# [Short exercise 1]
Set down the passage on distributed deep learning inference word for word, from "Multiple tasks may encompass" to "second learning model.".

— start Selected text —

The main server 40 may acquire inference results based on completed deep learning inference from itself or other distributed servers, and store them (S760) or notify the user.

Referring to FIG. 20, when it is determined that distributed inference is necessary, the main server 40 may transmit the inference learning model table Ti to the first and second distributed servers 41 and 42 (S730).

The first and second distributed servers 41 and 42 may generate a learning model for inference using the inference learning model table Ti according to instructions from the main server 40.

Referring to FIG. 21, the network structure (neural network) of the schematic learning model may include an input layer L_I, hidden layers L1 to L_N, and an output layer L_O.

The input layer may receive inputs from the inference dataset.

The hidden layer is where computations occur. The hidden layer L1 to L_N may be composed of one or multiple layers. The circles represent individual nodes, and each layer may be a set of nodes. The starting point of an arrow may represent an output of one node, and the endpoint may represent an input of another node.

The output layer may have as many output nodes as the number of values to be classified, serving as the result values of deep learning.

Deep learning execution may encompass multiple tasks. In other words, deep learning execution may proceed step by step through multiple tasks. Each of these multiple tasks may have a unique number to distinguish it from other tasks. Similarly, each of the multiple layers to be described below may have a unique number to distinguish it from other layers.

Multiple tasks may encompass all tasks for performing a query function without being dependent on a single learning model. The query's function may be categorized into multiple detailed functions, and deep learning inference may be performed using multiple learning models. In this case, multiple tasks may include both the first task group of the first learning model and the second task group of the second learning model.

Referring to FIG. 21 and FIG. 22, operations performed at nodes of a specific layer among the multiple layers of the learning model may correspond to one task.

— end Selected text —

# [Short exercise 2]
In the records, rename "category-label" to "rating-label" in the lines from the line with "average-value: 2.7 <box>1121" to the line with "category-label-3.0: 3.0 <box>99", leaving everything else unchanged. Give only those lines.

— start Information provided —

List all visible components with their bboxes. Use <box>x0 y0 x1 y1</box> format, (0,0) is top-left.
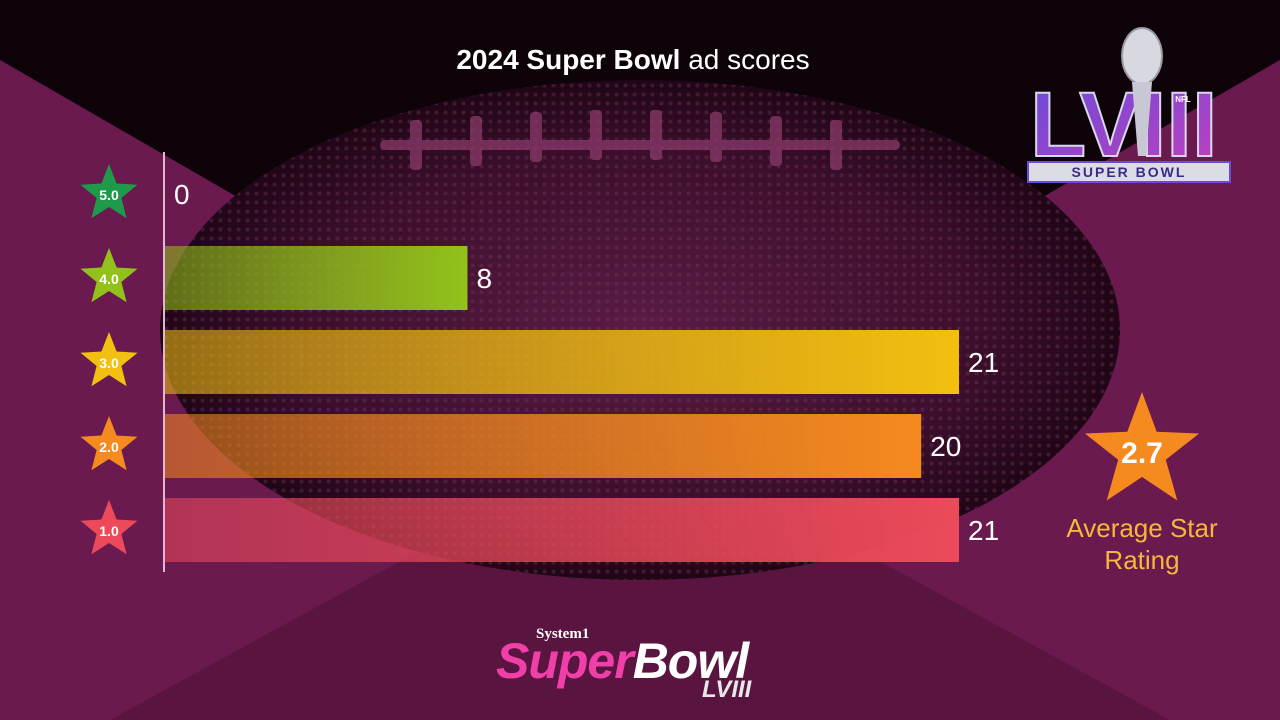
average-value: 2.7 <box>1121 437 1163 470</box>
lombardi-trophy-icon <box>1121 27 1163 85</box>
bar-1.0 <box>165 498 959 562</box>
system1-super-bowl-brand: System1 SuperBowl LVIII <box>496 626 796 706</box>
category-label-4.0: 4.0 <box>99 271 119 287</box>
category-label-2.0: 2.0 <box>99 439 119 455</box>
bar-value-1.0: 21 <box>968 515 999 546</box>
brand-edition: LVIII <box>702 676 752 703</box>
brand-company: System1 <box>536 626 590 642</box>
category-label-3.0: 3.0 <box>99 355 119 371</box>
star-icon-2.0 <box>80 416 138 471</box>
bar-value-5.0: 0 <box>174 179 190 210</box>
bar-2.0 <box>165 414 922 478</box>
bars: 0 8 21 20 21 <box>165 179 999 562</box>
star-icon-3.0 <box>80 332 138 387</box>
brand-event-b: Bowl <box>632 633 749 689</box>
bar-value-4.0: 8 <box>476 263 492 294</box>
chart-title-bold: 2024 Super Bowl <box>456 44 681 75</box>
brand-event: SuperBowl <box>496 632 749 690</box>
bar-4.0 <box>165 246 468 310</box>
star-icon-1.0 <box>80 500 138 555</box>
logo-caption: SUPER BOWL <box>1072 164 1187 180</box>
category-label-5.0: 5.0 <box>99 187 119 203</box>
bar-value-3.0: 21 <box>968 347 999 378</box>
star-icon-5.0 <box>80 164 138 219</box>
bar-value-2.0: 20 <box>930 431 961 462</box>
bar-3.0 <box>165 330 959 394</box>
average-star-icon <box>1084 392 1200 501</box>
logo-numeral: LVIII <box>1030 74 1217 176</box>
star-labels: 5.0 4.0 3.0 2.0 1.0 <box>80 164 138 555</box>
chart-title: 2024 Super Bowl ad scores <box>0 44 1266 76</box>
star-icon-4.0 <box>80 248 138 303</box>
category-label-1.0: 1.0 <box>99 523 119 539</box>
logo-league: NFL <box>1175 95 1191 104</box>
average-label-line2: Rating <box>1104 545 1180 575</box>
average-label-line1: Average Star <box>1066 513 1218 543</box>
football-laces <box>380 110 900 170</box>
brand-event-a: Super <box>496 633 634 689</box>
super-bowl-lviii-logo: LVIII SUPER BOWL NFL <box>1027 27 1231 183</box>
chart-title-rest: ad scores <box>680 44 810 75</box>
average-label: Average Star Rating <box>1042 512 1242 576</box>
average-star: 2.7 <box>1084 392 1200 501</box>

— end Information provided —

# [Exercise output 1]
Multiple tasks may encompass all tasks for performing a query function without being dependent on a single learning model. The query's function may be categorized into multiple detailed functions, and deep learning inference may be performed using multiple learning models. In this case, multiple tasks may include both the first task group of the first learning model and the second task group of the second learning model.

# [Exercise output 2]
average-value: 2.7 <box>1121 437 1163 470</box>
lombardi-trophy-icon <box>1121 27 1163 85</box>
bar-1.0 <box>165 498 959 562</box>
system1-super-bowl-brand: System1 SuperBowl LVIII <box>496 626 796 706</box>
rating-label-4.0: 4.0 <box>99 271 119 287</box>
rating-label-2.0: 2.0 <box>99 439 119 455</box>
bar-value-1.0: 21 <box>968 515 999 546</box>
brand-edition: LVIII <box>702 676 752 703</box>
brand-company: System1 <box>536 626 590 642</box>
rating-label-3.0: 3.0 <box>99 355 119 371</box>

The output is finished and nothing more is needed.